[BEGIN RECORDS]

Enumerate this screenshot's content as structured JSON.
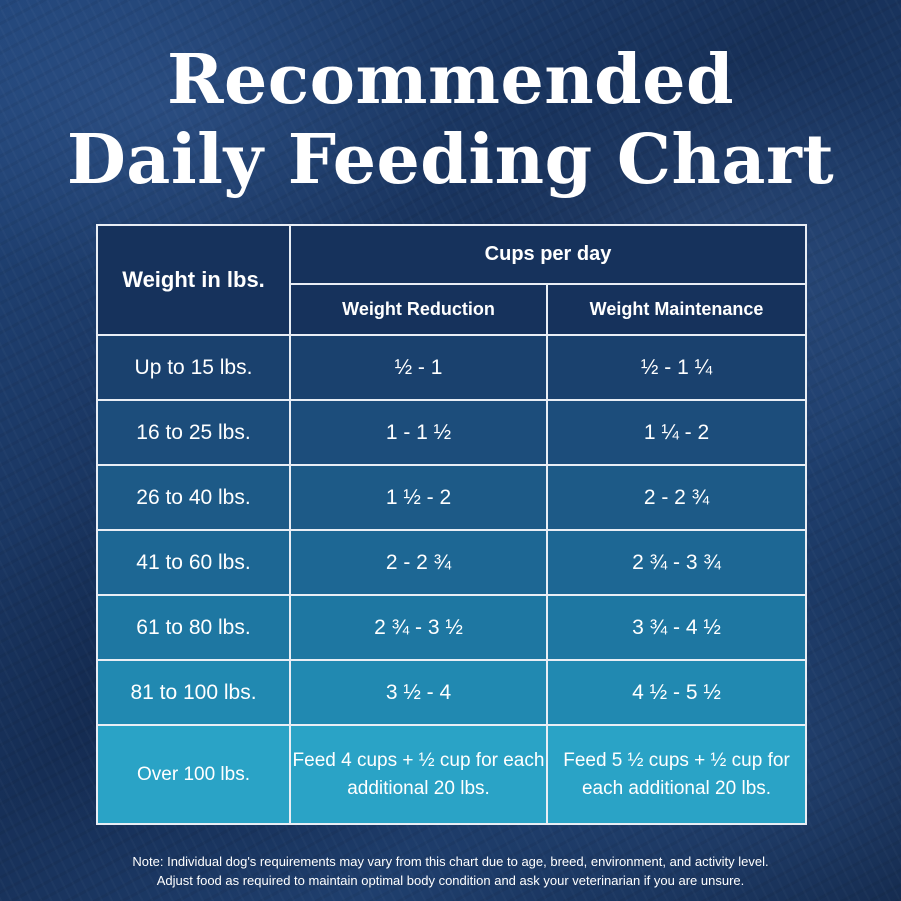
{
  "title": {
    "line1": "Recommended",
    "line2": "Daily Feeding Chart"
  },
  "table": {
    "weight_header": "Weight in lbs.",
    "cups_header": "Cups per day",
    "reduction_header": "Weight Reduction",
    "maintenance_header": "Weight Maintenance",
    "rows": [
      {
        "weight": "Up to 15 lbs.",
        "reduction": "½  - 1",
        "maintenance": "½  - 1 ¼"
      },
      {
        "weight": "16 to 25 lbs.",
        "reduction": "1  - 1 ½",
        "maintenance": "1 ¼  - 2"
      },
      {
        "weight": "26 to 40 lbs.",
        "reduction": "1 ½  - 2",
        "maintenance": "2 - 2 ¾"
      },
      {
        "weight": "41 to 60 lbs.",
        "reduction": "2 - 2 ¾",
        "maintenance": "2 ¾ - 3 ¾"
      },
      {
        "weight": "61 to 80 lbs.",
        "reduction": "2 ¾  - 3 ½",
        "maintenance": "3 ¾  - 4 ½"
      },
      {
        "weight": "81 to 100 lbs.",
        "reduction": "3 ½ - 4",
        "maintenance": "4 ½ - 5 ½"
      },
      {
        "weight": "Over 100 lbs.",
        "reduction": "Feed 4 cups + ½ cup for each additional 20 lbs.",
        "maintenance": "Feed 5 ½ cups + ½ cup for each additional 20 lbs."
      }
    ]
  },
  "note": {
    "line1": "Note: Individual dog's requirements may vary from this chart due to age, breed, environment, and activity level.",
    "line2": "Adjust food as required to maintain optimal body condition and ask your veterinarian if you are unsure."
  },
  "colors": {
    "background": "#1b3760",
    "header": "#16325c",
    "row_gradient": [
      "#1a416e",
      "#1c4d7b",
      "#1d5a87",
      "#1d6794",
      "#1e77a2",
      "#2189b1",
      "#2aa3c6"
    ],
    "border": "#e9eef5",
    "text": "#ffffff"
  }
}
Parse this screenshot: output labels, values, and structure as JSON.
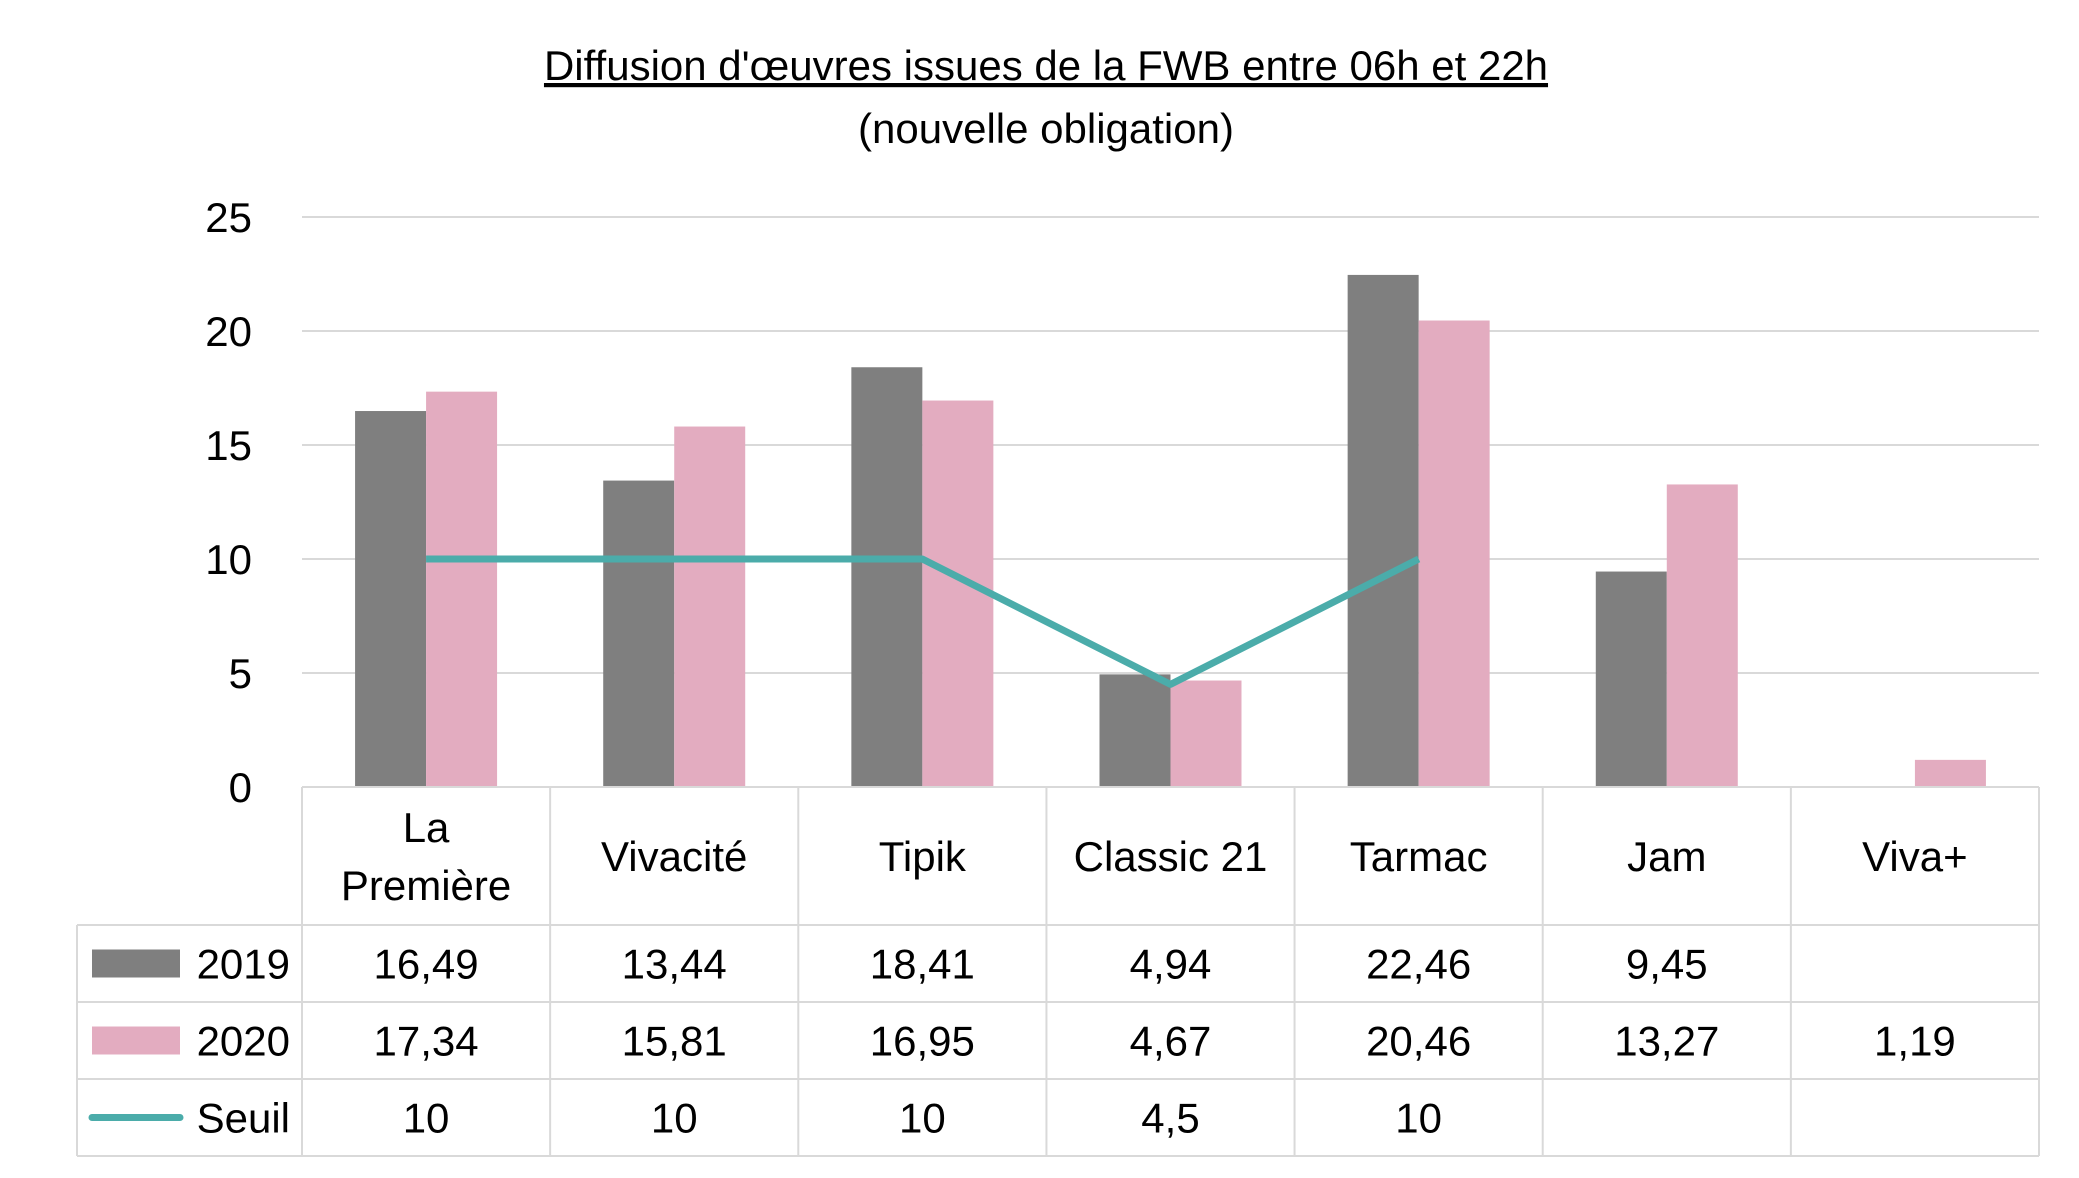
{
  "chart_data": {
    "type": "bar",
    "title": "Diffusion d'œuvres issues de la FWB entre 06h et 22h",
    "subtitle": "(nouvelle obligation)",
    "categories": [
      "La Première",
      "Vivacité",
      "Tipik",
      "Classic 21",
      "Tarmac",
      "Jam",
      "Viva+"
    ],
    "category_lines": [
      [
        "La",
        "Première"
      ],
      [
        "Vivacité"
      ],
      [
        "Tipik"
      ],
      [
        "Classic 21"
      ],
      [
        "Tarmac"
      ],
      [
        "Jam"
      ],
      [
        "Viva+"
      ]
    ],
    "series": [
      {
        "name": "2019",
        "kind": "bar",
        "color": "#7f7f7f",
        "values": [
          16.49,
          13.44,
          18.41,
          4.94,
          22.46,
          9.45,
          null
        ],
        "labels": [
          "16,49",
          "13,44",
          "18,41",
          "4,94",
          "22,46",
          "9,45",
          ""
        ]
      },
      {
        "name": "2020",
        "kind": "bar",
        "color": "#e3acc0",
        "values": [
          17.34,
          15.81,
          16.95,
          4.67,
          20.46,
          13.27,
          1.19
        ],
        "labels": [
          "17,34",
          "15,81",
          "16,95",
          "4,67",
          "20,46",
          "13,27",
          "1,19"
        ]
      },
      {
        "name": "Seuil",
        "kind": "line",
        "color": "#4bacaa",
        "values": [
          10,
          10,
          10,
          4.5,
          10,
          null,
          null
        ],
        "labels": [
          "10",
          "10",
          "10",
          "4,5",
          "10",
          "",
          ""
        ]
      }
    ],
    "y_ticks": [
      0,
      5,
      10,
      15,
      20,
      25
    ],
    "ylim": [
      0,
      25
    ],
    "grid": true,
    "legend": "data-table"
  }
}
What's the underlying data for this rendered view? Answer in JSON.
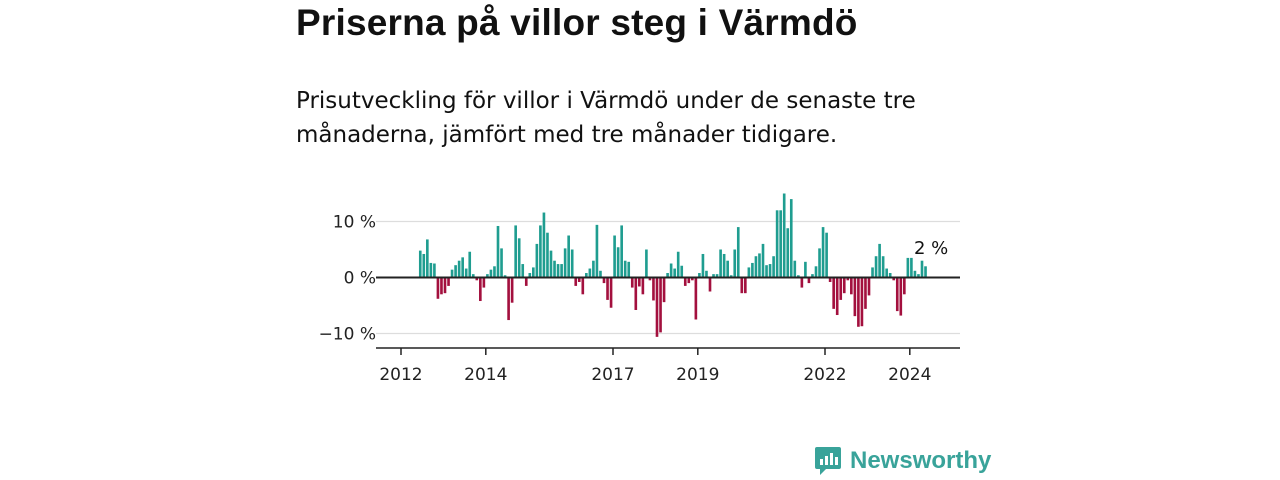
{
  "header": {
    "title": "Priserna på villor steg i Värmdö",
    "subtitle": "Prisutveckling för villor i Värmdö under de senaste tre månaderna, jämfört med tre månader tidigare."
  },
  "brand": {
    "name": "Newsworthy",
    "icon": "newsworthy-logo-icon"
  },
  "colors": {
    "positive": "#1f9d90",
    "negative": "#a3103e",
    "grid": "#dddddd",
    "axis": "#222222"
  },
  "chart_data": {
    "type": "bar",
    "title": "Priserna på villor steg i Värmdö",
    "xlabel": "",
    "ylabel": "",
    "unit": "%",
    "ylim": [
      -12,
      15
    ],
    "xlim": [
      2011.9,
      2025.2
    ],
    "y_ticks": [
      {
        "value": 10,
        "label": "10 %"
      },
      {
        "value": 0,
        "label": "0 %"
      },
      {
        "value": -10,
        "label": "−10 %"
      }
    ],
    "x_ticks": [
      {
        "value": 2012,
        "label": "2012"
      },
      {
        "value": 2014,
        "label": "2014"
      },
      {
        "value": 2017,
        "label": "2017"
      },
      {
        "value": 2019,
        "label": "2019"
      },
      {
        "value": 2022,
        "label": "2022"
      },
      {
        "value": 2024,
        "label": "2024"
      }
    ],
    "series": [
      {
        "name": "Prisutveckling",
        "start": "2012-06",
        "frequency": "monthly",
        "values": [
          4.8,
          4.2,
          6.8,
          2.6,
          2.5,
          -3.8,
          -3.0,
          -2.8,
          -1.5,
          1.4,
          2.2,
          3.0,
          3.6,
          1.6,
          4.6,
          0.6,
          -0.5,
          -4.2,
          -1.8,
          0.6,
          1.4,
          2.0,
          9.2,
          5.2,
          0.4,
          -7.6,
          -4.5,
          9.3,
          7.0,
          2.4,
          -1.5,
          0.8,
          1.8,
          6.0,
          9.3,
          11.6,
          8.0,
          4.8,
          3.0,
          2.4,
          2.4,
          5.2,
          7.5,
          5.0,
          -1.5,
          -0.8,
          -3.0,
          0.8,
          1.6,
          3.0,
          9.4,
          1.2,
          -1.0,
          -4.0,
          -5.4,
          7.5,
          5.4,
          9.3,
          3.0,
          2.8,
          -1.8,
          -5.8,
          -1.6,
          -3.0,
          5.0,
          -0.5,
          -4.1,
          -10.6,
          -9.8,
          -4.4,
          0.8,
          2.5,
          1.6,
          4.6,
          2.1,
          -1.5,
          -1.0,
          -0.5,
          -7.5,
          0.8,
          4.2,
          1.2,
          -2.5,
          0.6,
          0.6,
          5.0,
          4.2,
          3.0,
          0.4,
          5.0,
          9.0,
          -2.8,
          -2.8,
          1.8,
          2.6,
          3.8,
          4.3,
          6.0,
          2.2,
          2.4,
          3.8,
          12.0,
          12.0,
          15.0,
          8.8,
          14.0,
          3.0,
          0.4,
          -1.8,
          2.8,
          -1.0,
          0.6,
          2.0,
          5.2,
          9.0,
          8.0,
          -0.8,
          -5.6,
          -6.7,
          -4.0,
          -2.8,
          -0.5,
          -3.0,
          -6.9,
          -8.8,
          -8.7,
          -5.6,
          -3.2,
          1.8,
          3.8,
          6.0,
          3.8,
          1.6,
          0.8,
          -0.5,
          -6.0,
          -6.8,
          -3.0,
          3.5,
          3.5,
          1.2,
          0.6,
          3.0,
          2.0
        ]
      }
    ],
    "annotations": [
      {
        "text": "2 %",
        "target": "last"
      }
    ]
  }
}
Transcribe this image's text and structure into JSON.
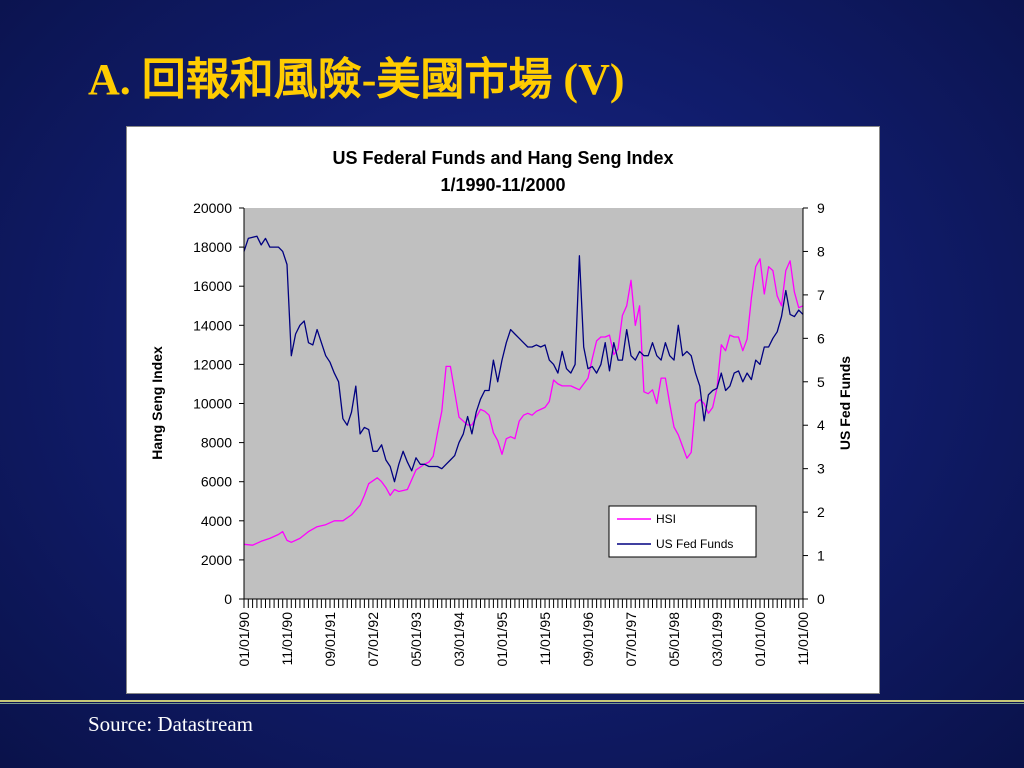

[END RECORDS]

→ TASK INSTRUCTIONS
Repeat the records above exactly, omitting every picture.

→ ANSWER
Enumerate this screenshot's content as structured JSON.
{
  "title": {
    "line1": "Recommended",
    "line2": "Daily Feeding Chart"
  },
  "table": {
    "weight_header": "Weight in lbs.",
    "cups_header": "Cups per day",
    "reduction_header": "Weight Reduction",
    "maintenance_header": "Weight Maintenance",
    "rows": [
      {
        "weight": "Up to 15 lbs.",
        "reduction": "½  - 1",
        "maintenance": "½  - 1 ¼"
      },
      {
        "weight": "16 to 25 lbs.",
        "reduction": "1  - 1 ½",
        "maintenance": "1 ¼  - 2"
      },
      {
        "weight": "26 to 40 lbs.",
        "reduction": "1 ½  - 2",
        "maintenance": "2 - 2 ¾"
      },
      {
        "weight": "41 to 60 lbs.",
        "reduction": "2 - 2 ¾",
        "maintenance": "2 ¾ - 3 ¾"
      },
      {
        "weight": "61 to 80 lbs.",
        "reduction": "2 ¾  - 3 ½",
        "maintenance": "3 ¾  - 4 ½"
      },
      {
        "weight": "81 to 100 lbs.",
        "reduction": "3 ½ - 4",
        "maintenance": "4 ½ - 5 ½"
      },
      {
        "weight": "Over 100 lbs.",
        "reduction": "Feed 4 cups + ½ cup for each additional 20 lbs.",
        "maintenance": "Feed 5 ½ cups + ½ cup for each additional 20 lbs."
      }
    ]
  },
  "note": {
    "line1": "Note: Individual dog's requirements may vary from this chart due to age, breed, environment, and activity level.",
    "line2": "Adjust food as required to maintain optimal body condition and ask your veterinarian if you are unsure."
  },
  "colors": {
    "background": "#1b3760",
    "header": "#16325c",
    "row_gradient": [
      "#1a416e",
      "#1c4d7b",
      "#1d5a87",
      "#1d6794",
      "#1e77a2",
      "#2189b1",
      "#2aa3c6"
    ],
    "border": "#e9eef5",
    "text": "#ffffff"
  }
}
Parse this screenshot: output labels, values, and structure as JSON.
{
  "chart_data": {
    "type": "bar",
    "title": "Diffusion d'œuvres issues de la FWB entre 06h et 22h",
    "subtitle": "(nouvelle obligation)",
    "categories": [
      "La Première",
      "Vivacité",
      "Tipik",
      "Classic 21",
      "Tarmac",
      "Jam",
      "Viva+"
    ],
    "category_lines": [
      [
        "La",
        "Première"
      ],
      [
        "Vivacité"
      ],
      [
        "Tipik"
      ],
      [
        "Classic 21"
      ],
      [
        "Tarmac"
      ],
      [
        "Jam"
      ],
      [
        "Viva+"
      ]
    ],
    "series": [
      {
        "name": "2019",
        "kind": "bar",
        "color": "#7f7f7f",
        "values": [
          16.49,
          13.44,
          18.41,
          4.94,
          22.46,
          9.45,
          null
        ],
        "labels": [
          "16,49",
          "13,44",
          "18,41",
          "4,94",
          "22,46",
          "9,45",
          ""
        ]
      },
      {
        "name": "2020",
        "kind": "bar",
        "color": "#e3acc0",
        "values": [
          17.34,
          15.81,
          16.95,
          4.67,
          20.46,
          13.27,
          1.19
        ],
        "labels": [
          "17,34",
          "15,81",
          "16,95",
          "4,67",
          "20,46",
          "13,27",
          "1,19"
        ]
      },
      {
        "name": "Seuil",
        "kind": "line",
        "color": "#4bacaa",
        "values": [
          10,
          10,
          10,
          4.5,
          10,
          null,
          null
        ],
        "labels": [
          "10",
          "10",
          "10",
          "4,5",
          "10",
          "",
          ""
        ]
      }
    ],
    "y_ticks": [
      0,
      5,
      10,
      15,
      20,
      25
    ],
    "ylim": [
      0,
      25
    ],
    "grid": true,
    "legend": "data-table"
  }
}
What's the underlying data for this rendered view? Answer in JSON.
{
  "header": {
    "title": "Priserna på villor steg i Värmdö",
    "subtitle": "Prisutveckling för villor i Värmdö under de senaste tre månaderna, jämfört med tre månader tidigare."
  },
  "brand": {
    "name": "Newsworthy",
    "icon": "newsworthy-logo-icon"
  },
  "colors": {
    "positive": "#1f9d90",
    "negative": "#a3103e",
    "grid": "#dddddd",
    "axis": "#222222"
  },
  "chart_data": {
    "type": "bar",
    "title": "Priserna på villor steg i Värmdö",
    "xlabel": "",
    "ylabel": "",
    "unit": "%",
    "ylim": [
      -12,
      15
    ],
    "xlim": [
      2011.9,
      2025.2
    ],
    "y_ticks": [
      {
        "value": 10,
        "label": "10 %"
      },
      {
        "value": 0,
        "label": "0 %"
      },
      {
        "value": -10,
        "label": "−10 %"
      }
    ],
    "x_ticks": [
      {
        "value": 2012,
        "label": "2012"
      },
      {
        "value": 2014,
        "label": "2014"
      },
      {
        "value": 2017,
        "label": "2017"
      },
      {
        "value": 2019,
        "label": "2019"
      },
      {
        "value": 2022,
        "label": "2022"
      },
      {
        "value": 2024,
        "label": "2024"
      }
    ],
    "series": [
      {
        "name": "Prisutveckling",
        "start": "2012-06",
        "frequency": "monthly",
        "values": [
          4.8,
          4.2,
          6.8,
          2.6,
          2.5,
          -3.8,
          -3.0,
          -2.8,
          -1.5,
          1.4,
          2.2,
          3.0,
          3.6,
          1.6,
          4.6,
          0.6,
          -0.5,
          -4.2,
          -1.8,
          0.6,
          1.4,
          2.0,
          9.2,
          5.2,
          0.4,
          -7.6,
          -4.5,
          9.3,
          7.0,
          2.4,
          -1.5,
          0.8,
          1.8,
          6.0,
          9.3,
          11.6,
          8.0,
          4.8,
          3.0,
          2.4,
          2.4,
          5.2,
          7.5,
          5.0,
          -1.5,
          -0.8,
          -3.0,
          0.8,
          1.6,
          3.0,
          9.4,
          1.2,
          -1.0,
          -4.0,
          -5.4,
          7.5,
          5.4,
          9.3,
          3.0,
          2.8,
          -1.8,
          -5.8,
          -1.6,
          -3.0,
          5.0,
          -0.5,
          -4.1,
          -10.6,
          -9.8,
          -4.4,
          0.8,
          2.5,
          1.6,
          4.6,
          2.1,
          -1.5,
          -1.0,
          -0.5,
          -7.5,
          0.8,
          4.2,
          1.2,
          -2.5,
          0.6,
          0.6,
          5.0,
          4.2,
          3.0,
          0.4,
          5.0,
          9.0,
          -2.8,
          -2.8,
          1.8,
          2.6,
          3.8,
          4.3,
          6.0,
          2.2,
          2.4,
          3.8,
          12.0,
          12.0,
          15.0,
          8.8,
          14.0,
          3.0,
          0.4,
          -1.8,
          2.8,
          -1.0,
          0.6,
          2.0,
          5.2,
          9.0,
          8.0,
          -0.8,
          -5.6,
          -6.7,
          -4.0,
          -2.8,
          -0.5,
          -3.0,
          -6.9,
          -8.8,
          -8.7,
          -5.6,
          -3.2,
          1.8,
          3.8,
          6.0,
          3.8,
          1.6,
          0.8,
          -0.5,
          -6.0,
          -6.8,
          -3.0,
          3.5,
          3.5,
          1.2,
          0.6,
          3.0,
          2.0
        ]
      }
    ],
    "annotations": [
      {
        "text": "2 %",
        "target": "last"
      }
    ]
  }
}
Transcribe this image's text and structure into JSON.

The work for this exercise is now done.